> Textauszug:
^^^^
Dienstag, 18. September 2018

euro|topics: zu Brexit und Finanzkrise ab 2007

Londons Bürgermeister Sadiq Khan hat in einem Gastbeitrag ein erneutes Brexit-Referendum gefordert. Die Konsequenzen für die Wirtschaft und den Lebensstandard der Briten seien zu hoch, als dass ihnen ein weiteres Mitspracherecht verwehrt werden dürfe. Während einige Kommentatoren große Hoffnungen in die mögliche Abstimmung setzen, sehen andere mindestens einen Haken an der Sache.
THE DAILY TELEGRAPH (GB)
^^^^
> Extrahierte Daten:

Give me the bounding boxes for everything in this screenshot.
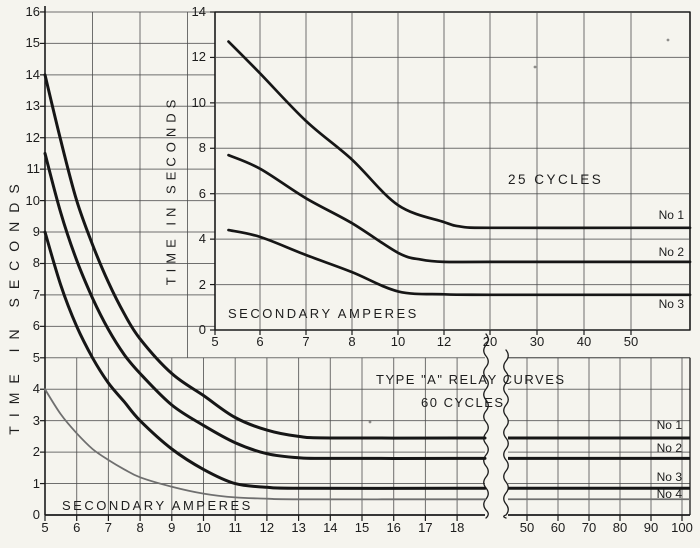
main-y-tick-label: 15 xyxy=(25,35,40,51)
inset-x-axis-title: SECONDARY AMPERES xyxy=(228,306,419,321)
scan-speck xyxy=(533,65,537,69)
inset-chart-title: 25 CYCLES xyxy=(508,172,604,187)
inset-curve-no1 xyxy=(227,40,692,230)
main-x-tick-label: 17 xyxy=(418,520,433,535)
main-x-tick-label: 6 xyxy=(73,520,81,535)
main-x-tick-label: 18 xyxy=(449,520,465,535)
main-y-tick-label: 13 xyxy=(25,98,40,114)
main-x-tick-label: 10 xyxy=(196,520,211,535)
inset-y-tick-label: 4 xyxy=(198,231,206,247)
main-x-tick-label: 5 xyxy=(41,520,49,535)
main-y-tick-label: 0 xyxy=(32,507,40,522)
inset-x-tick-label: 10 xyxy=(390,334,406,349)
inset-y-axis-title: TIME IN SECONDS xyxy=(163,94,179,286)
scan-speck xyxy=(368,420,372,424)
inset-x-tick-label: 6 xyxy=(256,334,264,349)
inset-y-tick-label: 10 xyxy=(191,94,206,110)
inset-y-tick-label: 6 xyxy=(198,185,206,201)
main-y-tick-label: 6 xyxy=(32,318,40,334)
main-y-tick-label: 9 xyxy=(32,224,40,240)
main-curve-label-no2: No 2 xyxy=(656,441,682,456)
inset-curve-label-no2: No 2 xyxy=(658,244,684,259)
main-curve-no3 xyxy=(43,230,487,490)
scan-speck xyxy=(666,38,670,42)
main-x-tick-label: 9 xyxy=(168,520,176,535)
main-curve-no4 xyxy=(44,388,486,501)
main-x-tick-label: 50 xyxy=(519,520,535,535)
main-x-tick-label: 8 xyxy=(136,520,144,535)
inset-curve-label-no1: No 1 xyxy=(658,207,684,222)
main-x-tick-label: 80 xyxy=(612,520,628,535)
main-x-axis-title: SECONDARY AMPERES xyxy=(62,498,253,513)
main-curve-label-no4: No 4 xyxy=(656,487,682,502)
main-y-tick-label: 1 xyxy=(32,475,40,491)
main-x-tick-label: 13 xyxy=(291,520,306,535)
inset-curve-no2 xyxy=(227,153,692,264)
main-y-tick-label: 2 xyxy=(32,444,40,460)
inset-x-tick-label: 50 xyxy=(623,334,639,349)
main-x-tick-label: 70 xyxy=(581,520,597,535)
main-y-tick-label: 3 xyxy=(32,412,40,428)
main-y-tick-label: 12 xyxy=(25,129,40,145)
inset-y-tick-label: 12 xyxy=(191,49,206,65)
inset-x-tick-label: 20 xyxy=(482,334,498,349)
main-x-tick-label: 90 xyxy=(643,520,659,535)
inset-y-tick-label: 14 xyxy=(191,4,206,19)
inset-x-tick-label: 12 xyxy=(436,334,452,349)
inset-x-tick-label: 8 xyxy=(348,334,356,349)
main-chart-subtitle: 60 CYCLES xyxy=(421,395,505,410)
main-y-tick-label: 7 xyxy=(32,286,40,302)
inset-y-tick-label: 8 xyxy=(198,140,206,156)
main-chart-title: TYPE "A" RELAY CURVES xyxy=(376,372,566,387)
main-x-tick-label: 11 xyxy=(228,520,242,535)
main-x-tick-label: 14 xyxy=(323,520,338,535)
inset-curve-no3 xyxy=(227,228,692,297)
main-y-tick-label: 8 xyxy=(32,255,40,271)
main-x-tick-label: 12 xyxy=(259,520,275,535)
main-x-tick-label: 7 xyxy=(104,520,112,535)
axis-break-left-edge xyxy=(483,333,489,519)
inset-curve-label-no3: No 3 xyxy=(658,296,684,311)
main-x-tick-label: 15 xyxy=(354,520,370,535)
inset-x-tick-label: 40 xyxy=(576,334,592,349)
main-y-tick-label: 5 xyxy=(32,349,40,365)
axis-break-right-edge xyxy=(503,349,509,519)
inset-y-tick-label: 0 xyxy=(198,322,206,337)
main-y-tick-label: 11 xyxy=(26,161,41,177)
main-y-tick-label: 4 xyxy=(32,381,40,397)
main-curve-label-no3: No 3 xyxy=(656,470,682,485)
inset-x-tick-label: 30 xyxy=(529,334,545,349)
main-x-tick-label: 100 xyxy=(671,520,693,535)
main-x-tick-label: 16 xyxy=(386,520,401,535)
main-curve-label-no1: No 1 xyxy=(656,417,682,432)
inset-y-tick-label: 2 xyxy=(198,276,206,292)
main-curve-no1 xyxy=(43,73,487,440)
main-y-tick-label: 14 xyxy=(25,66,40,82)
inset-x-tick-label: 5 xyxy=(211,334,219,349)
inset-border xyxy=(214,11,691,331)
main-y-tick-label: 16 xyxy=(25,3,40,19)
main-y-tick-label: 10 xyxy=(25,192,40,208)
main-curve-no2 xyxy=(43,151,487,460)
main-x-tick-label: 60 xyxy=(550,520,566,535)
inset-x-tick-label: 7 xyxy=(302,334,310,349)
^^^^
> Aufgabe 1:
Entnimm dem Textauszug zum Brexit wörtlich den Abschnitt, der bei den Worten „Londons Bürgermeister Sadiq“ beginnt und nach „DAILY TELEGRAPH (GB)“ endet.
> Aufgabe 2:
Zeige jede Zeile, in der die Zeichenfolge „AMPERES“ vorkommt.
Der Textauszug und die Zeilen haben inhaltlich nichts miteinander zu tun.

> Musterlösung 1:
Londons Bürgermeister Sadiq Khan hat in einem Gastbeitrag ein erneutes Brexit-Referendum gefordert. Die Konsequenzen für die Wirtschaft und den Lebensstandard der Briten seien zu hoch, als dass ihnen ein weiteres Mitspracherecht verwehrt werden dürfe. Während einige Kommentatoren große Hoffnungen in die mögliche Abstimmung setzen, sehen andere mindestens einen Haken an der Sache.
THE DAILY TELEGRAPH (GB)

> Musterlösung 2:
inset-x-axis-title: SECONDARY AMPERES xyxy=(228,306,419,321)
main-x-axis-title: SECONDARY AMPERES xyxy=(62,498,253,513)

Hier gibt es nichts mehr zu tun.